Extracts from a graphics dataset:

—————

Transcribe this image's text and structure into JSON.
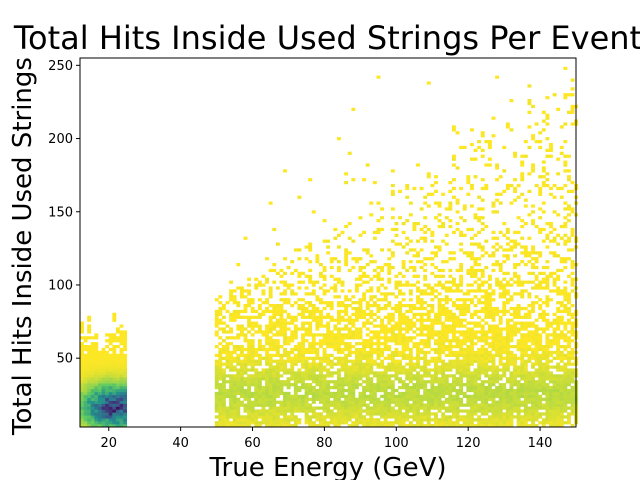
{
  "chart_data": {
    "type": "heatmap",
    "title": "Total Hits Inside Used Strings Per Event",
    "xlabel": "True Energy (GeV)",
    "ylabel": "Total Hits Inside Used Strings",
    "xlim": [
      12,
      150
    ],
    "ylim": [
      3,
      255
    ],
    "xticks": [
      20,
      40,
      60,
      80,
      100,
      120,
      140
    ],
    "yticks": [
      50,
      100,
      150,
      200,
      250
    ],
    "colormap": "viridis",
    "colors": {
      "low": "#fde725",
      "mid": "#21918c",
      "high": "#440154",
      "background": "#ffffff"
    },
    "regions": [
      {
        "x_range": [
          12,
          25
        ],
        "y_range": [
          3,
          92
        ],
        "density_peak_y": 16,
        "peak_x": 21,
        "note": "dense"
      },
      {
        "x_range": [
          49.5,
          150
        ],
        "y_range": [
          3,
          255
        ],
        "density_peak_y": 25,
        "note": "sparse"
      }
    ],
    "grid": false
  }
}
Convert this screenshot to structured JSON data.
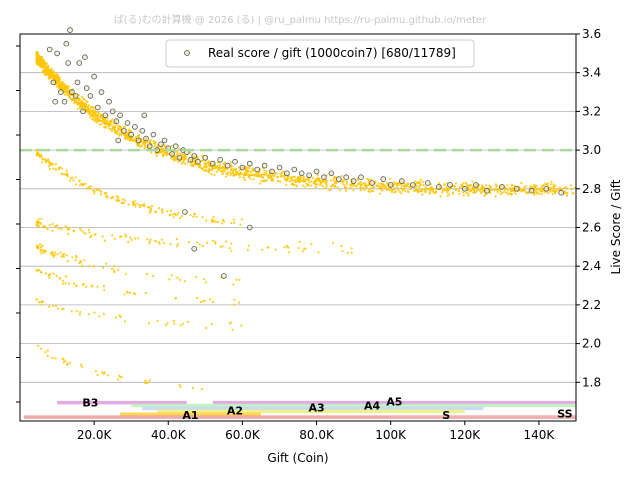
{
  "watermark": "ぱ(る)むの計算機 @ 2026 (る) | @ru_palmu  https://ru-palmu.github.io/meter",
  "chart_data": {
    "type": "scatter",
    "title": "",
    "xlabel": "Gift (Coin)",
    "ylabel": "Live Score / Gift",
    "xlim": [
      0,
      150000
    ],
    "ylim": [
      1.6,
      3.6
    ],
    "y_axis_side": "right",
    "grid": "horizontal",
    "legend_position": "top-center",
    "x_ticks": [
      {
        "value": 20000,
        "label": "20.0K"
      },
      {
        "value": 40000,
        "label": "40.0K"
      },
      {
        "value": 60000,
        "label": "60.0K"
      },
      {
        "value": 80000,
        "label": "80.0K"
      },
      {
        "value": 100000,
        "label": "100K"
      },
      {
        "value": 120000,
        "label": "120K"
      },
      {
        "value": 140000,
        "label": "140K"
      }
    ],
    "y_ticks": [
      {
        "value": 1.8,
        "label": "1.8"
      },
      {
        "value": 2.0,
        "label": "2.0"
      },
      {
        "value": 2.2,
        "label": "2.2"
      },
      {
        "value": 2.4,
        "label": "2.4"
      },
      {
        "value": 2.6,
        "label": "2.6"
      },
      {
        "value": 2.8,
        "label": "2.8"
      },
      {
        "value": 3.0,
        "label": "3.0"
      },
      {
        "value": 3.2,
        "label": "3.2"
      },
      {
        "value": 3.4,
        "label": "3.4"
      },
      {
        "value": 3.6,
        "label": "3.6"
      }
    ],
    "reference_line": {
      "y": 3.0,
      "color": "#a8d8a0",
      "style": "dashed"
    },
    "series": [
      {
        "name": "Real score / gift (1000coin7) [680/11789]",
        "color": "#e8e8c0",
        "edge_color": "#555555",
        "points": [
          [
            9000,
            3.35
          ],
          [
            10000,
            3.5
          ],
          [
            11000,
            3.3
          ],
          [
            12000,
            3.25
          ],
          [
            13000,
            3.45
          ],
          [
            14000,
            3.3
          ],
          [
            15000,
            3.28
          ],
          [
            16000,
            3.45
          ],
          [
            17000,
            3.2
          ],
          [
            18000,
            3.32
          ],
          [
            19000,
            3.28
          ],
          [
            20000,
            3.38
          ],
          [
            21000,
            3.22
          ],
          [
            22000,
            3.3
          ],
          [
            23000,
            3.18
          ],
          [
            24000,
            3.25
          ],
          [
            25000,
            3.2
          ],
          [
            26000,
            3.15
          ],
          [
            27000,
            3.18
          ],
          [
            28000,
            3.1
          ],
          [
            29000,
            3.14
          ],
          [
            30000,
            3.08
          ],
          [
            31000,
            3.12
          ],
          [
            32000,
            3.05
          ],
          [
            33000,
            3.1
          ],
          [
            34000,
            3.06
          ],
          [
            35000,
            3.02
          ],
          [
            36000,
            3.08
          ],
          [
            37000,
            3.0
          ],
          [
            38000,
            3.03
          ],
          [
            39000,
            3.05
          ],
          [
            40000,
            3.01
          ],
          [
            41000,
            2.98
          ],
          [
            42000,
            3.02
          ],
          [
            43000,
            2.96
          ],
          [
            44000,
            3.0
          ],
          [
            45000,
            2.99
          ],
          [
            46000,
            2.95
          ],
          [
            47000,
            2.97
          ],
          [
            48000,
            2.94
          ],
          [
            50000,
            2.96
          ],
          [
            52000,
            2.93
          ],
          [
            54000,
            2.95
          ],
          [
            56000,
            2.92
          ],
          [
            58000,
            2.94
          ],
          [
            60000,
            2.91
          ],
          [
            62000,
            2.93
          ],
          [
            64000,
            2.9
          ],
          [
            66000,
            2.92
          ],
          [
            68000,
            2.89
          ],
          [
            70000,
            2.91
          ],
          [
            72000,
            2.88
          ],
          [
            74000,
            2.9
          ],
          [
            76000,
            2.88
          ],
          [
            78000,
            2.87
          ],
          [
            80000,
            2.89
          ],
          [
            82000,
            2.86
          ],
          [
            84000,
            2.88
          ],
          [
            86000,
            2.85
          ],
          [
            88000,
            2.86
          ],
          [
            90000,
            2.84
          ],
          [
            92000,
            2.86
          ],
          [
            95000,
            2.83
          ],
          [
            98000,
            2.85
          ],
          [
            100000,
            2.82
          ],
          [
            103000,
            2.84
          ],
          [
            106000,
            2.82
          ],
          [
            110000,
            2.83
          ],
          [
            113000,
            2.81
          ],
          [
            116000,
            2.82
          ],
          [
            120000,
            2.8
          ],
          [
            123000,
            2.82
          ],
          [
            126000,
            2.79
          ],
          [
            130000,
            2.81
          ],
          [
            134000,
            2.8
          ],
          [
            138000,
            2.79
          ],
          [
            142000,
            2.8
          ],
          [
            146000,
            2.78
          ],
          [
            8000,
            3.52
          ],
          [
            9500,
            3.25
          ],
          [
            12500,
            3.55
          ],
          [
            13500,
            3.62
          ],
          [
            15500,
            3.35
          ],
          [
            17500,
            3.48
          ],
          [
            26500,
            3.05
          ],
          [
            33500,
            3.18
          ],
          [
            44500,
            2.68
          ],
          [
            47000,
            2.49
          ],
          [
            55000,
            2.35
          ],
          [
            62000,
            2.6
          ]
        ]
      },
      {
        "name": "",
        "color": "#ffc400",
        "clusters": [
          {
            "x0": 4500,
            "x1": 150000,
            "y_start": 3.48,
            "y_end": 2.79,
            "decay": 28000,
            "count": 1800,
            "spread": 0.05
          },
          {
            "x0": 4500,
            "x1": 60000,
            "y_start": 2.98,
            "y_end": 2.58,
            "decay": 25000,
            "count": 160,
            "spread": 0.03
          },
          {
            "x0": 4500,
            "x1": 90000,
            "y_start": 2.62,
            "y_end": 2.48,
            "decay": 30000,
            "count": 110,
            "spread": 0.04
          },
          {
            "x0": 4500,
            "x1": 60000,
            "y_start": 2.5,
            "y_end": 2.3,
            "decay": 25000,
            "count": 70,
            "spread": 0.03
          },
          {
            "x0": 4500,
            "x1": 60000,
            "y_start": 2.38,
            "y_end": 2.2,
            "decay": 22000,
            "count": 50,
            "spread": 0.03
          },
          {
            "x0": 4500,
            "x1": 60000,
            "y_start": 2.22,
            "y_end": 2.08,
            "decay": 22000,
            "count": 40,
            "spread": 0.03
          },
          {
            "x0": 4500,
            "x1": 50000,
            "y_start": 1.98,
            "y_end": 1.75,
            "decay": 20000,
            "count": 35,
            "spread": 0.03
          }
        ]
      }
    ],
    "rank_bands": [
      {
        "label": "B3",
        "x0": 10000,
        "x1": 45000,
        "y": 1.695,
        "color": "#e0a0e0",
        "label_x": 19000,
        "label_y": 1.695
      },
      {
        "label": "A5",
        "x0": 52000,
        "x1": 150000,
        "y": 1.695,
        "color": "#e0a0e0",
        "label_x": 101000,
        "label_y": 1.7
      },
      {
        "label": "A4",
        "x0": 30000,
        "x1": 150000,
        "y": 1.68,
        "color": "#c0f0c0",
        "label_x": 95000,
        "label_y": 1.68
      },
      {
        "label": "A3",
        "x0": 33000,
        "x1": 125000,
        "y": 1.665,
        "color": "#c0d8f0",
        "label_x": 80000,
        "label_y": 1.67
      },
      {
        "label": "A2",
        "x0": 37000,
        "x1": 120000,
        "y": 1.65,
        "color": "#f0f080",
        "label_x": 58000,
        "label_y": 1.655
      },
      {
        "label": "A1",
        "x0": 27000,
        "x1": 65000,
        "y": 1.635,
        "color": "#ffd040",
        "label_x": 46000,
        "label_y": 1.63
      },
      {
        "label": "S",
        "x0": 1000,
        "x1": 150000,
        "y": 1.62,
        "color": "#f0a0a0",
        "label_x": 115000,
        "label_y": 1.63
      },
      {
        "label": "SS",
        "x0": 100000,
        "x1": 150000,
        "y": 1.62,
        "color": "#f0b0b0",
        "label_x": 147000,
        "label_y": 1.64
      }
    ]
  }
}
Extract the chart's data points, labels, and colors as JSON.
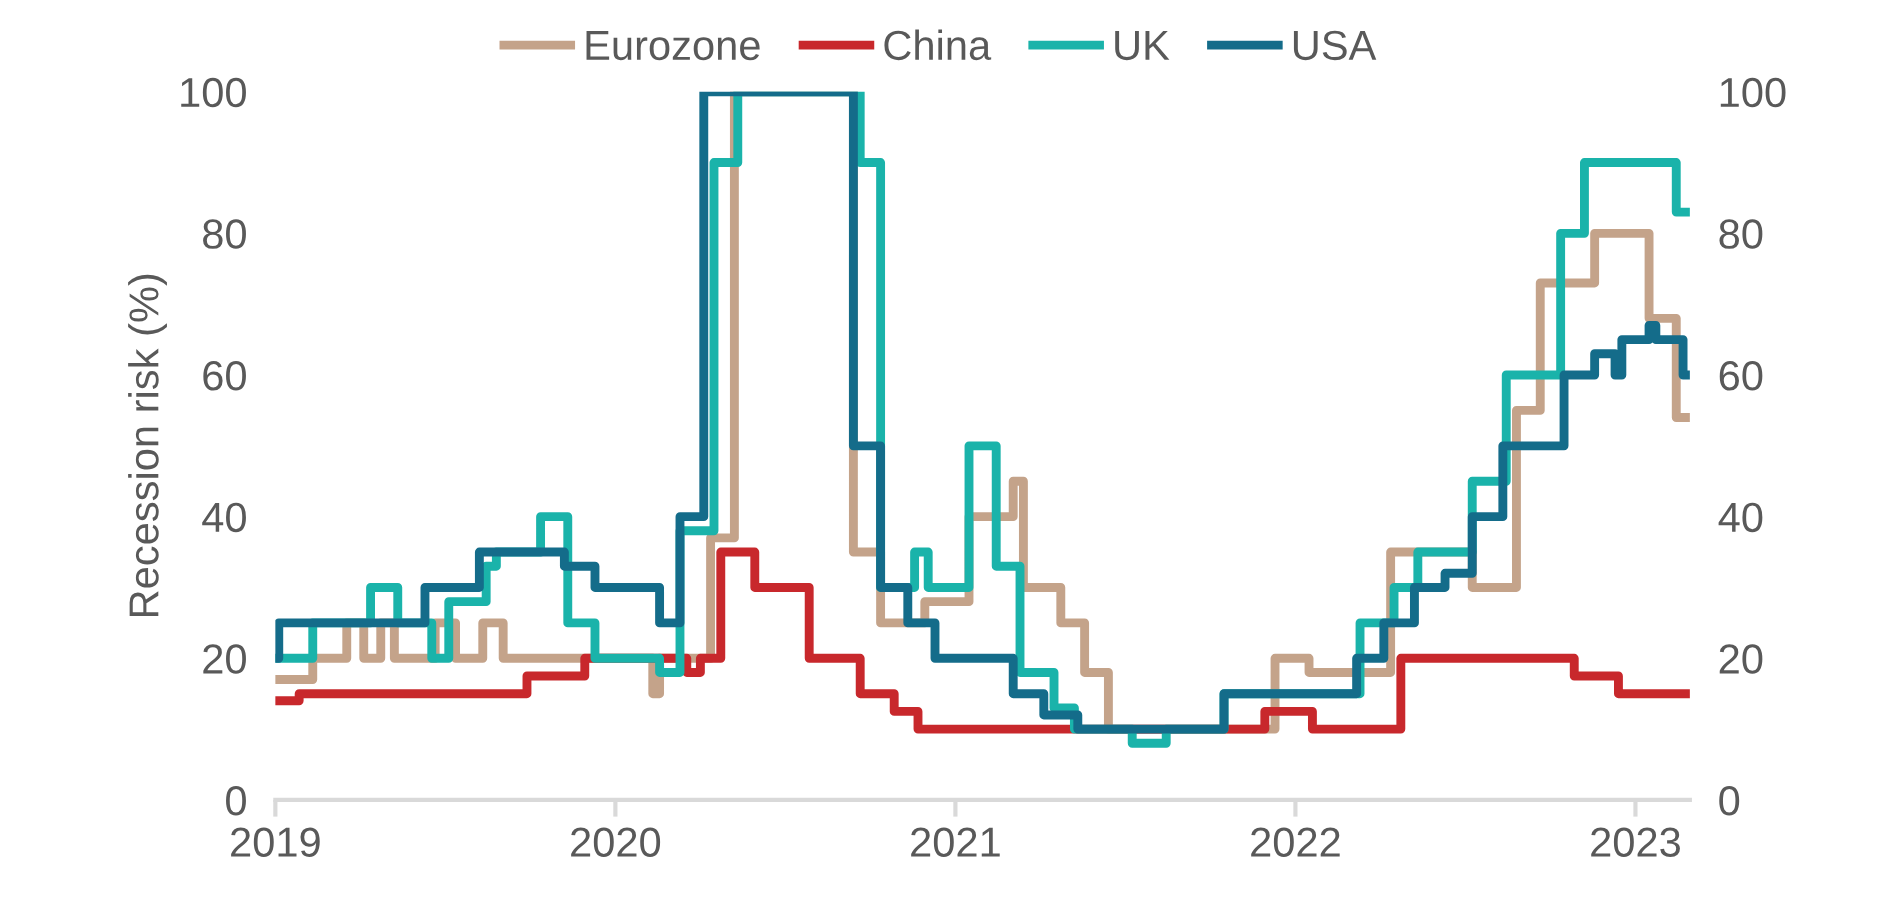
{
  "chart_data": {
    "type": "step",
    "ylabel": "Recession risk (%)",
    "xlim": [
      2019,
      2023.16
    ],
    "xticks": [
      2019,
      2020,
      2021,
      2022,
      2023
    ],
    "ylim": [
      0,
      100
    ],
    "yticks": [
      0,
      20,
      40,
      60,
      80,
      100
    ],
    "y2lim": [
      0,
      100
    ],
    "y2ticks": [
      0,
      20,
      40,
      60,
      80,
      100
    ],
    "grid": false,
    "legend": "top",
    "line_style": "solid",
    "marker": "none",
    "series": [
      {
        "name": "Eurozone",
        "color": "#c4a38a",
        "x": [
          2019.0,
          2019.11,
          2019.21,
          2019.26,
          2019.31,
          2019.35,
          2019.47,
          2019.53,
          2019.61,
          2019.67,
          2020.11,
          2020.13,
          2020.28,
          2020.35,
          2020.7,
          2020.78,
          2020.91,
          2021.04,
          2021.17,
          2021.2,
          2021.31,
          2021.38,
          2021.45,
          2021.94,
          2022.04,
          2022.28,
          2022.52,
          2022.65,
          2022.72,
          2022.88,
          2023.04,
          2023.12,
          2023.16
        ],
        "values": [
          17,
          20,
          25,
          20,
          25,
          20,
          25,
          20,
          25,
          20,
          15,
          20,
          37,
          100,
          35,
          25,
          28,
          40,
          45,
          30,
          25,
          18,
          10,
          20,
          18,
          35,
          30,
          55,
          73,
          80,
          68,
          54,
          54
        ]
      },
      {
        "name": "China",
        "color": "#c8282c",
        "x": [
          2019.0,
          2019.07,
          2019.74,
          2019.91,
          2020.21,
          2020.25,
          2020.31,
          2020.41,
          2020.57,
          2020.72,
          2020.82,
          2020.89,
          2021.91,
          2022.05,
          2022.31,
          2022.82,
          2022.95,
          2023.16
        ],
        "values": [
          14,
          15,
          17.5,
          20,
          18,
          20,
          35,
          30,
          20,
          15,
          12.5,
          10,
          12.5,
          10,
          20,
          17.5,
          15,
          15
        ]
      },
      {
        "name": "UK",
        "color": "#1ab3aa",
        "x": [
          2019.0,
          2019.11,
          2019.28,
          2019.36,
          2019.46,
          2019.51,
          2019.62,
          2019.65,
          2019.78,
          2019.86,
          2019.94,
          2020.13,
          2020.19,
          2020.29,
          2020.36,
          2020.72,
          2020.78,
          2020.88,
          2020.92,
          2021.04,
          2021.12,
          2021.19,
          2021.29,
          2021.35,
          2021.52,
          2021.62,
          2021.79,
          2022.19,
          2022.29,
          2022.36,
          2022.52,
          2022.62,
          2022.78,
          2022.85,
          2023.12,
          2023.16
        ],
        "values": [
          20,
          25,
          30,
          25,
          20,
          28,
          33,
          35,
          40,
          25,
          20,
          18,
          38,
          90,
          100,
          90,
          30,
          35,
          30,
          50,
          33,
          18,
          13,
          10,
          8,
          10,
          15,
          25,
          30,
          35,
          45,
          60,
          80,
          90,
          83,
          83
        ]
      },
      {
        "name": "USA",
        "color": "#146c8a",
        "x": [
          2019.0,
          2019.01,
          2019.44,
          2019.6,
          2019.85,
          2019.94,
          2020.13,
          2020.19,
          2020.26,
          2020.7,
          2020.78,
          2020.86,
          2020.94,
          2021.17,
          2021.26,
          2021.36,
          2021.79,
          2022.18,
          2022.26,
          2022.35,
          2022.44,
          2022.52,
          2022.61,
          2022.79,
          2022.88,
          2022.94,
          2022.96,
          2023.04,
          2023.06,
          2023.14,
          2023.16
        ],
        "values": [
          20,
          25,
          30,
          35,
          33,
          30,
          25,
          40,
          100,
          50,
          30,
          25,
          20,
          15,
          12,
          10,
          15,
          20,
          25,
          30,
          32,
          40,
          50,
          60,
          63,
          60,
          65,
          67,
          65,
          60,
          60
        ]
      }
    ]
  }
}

—————

Stated exercise:
For each line above that contains the word "Inside", copy that line.

Finished task:
    "title": "Total Hits Inside Used Strings Per Event",
    "ylabel": "Total Hits Inside Used Strings",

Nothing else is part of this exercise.